The task
Check each line of the records below for the word "color" and copy those where it appears.

Given information
★ ★ ★

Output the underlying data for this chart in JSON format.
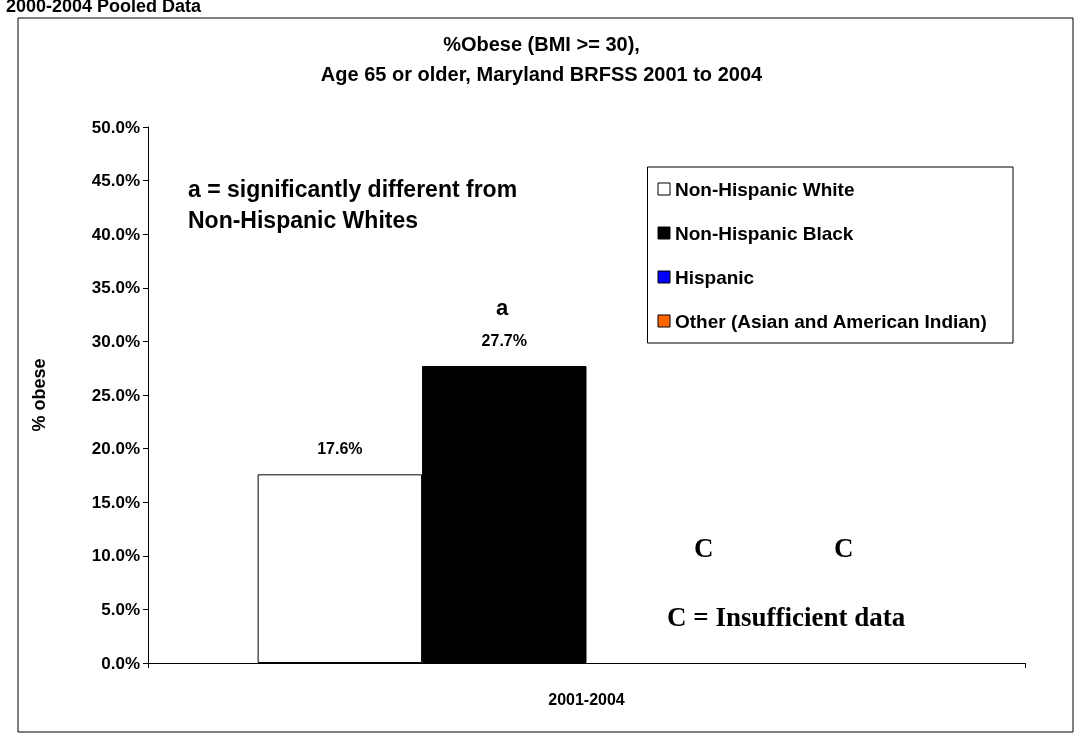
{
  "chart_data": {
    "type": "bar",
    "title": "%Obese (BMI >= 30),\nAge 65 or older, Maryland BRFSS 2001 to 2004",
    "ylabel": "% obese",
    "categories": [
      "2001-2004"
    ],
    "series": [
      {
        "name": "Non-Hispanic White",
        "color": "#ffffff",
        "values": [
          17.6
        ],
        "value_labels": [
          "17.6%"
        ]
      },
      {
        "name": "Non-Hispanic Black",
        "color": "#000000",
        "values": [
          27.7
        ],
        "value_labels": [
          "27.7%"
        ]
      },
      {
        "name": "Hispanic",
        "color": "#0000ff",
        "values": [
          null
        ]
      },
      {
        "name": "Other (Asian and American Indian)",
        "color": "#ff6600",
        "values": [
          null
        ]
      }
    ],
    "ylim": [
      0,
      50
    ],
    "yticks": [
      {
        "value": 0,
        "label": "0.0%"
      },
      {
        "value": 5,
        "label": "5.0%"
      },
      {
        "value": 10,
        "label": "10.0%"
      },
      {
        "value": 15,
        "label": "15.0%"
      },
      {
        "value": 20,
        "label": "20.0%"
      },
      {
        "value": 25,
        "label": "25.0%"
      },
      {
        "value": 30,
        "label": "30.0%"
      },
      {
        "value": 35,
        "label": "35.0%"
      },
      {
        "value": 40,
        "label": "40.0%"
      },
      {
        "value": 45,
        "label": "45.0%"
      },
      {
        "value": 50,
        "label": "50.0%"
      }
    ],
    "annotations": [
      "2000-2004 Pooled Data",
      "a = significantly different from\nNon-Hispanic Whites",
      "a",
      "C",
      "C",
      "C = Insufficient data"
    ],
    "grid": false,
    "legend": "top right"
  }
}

★ ★ ★

Solved exercise
        "color": "#ffffff",
        "color": "#000000",
        "color": "#0000ff",
        "color": "#ff6600",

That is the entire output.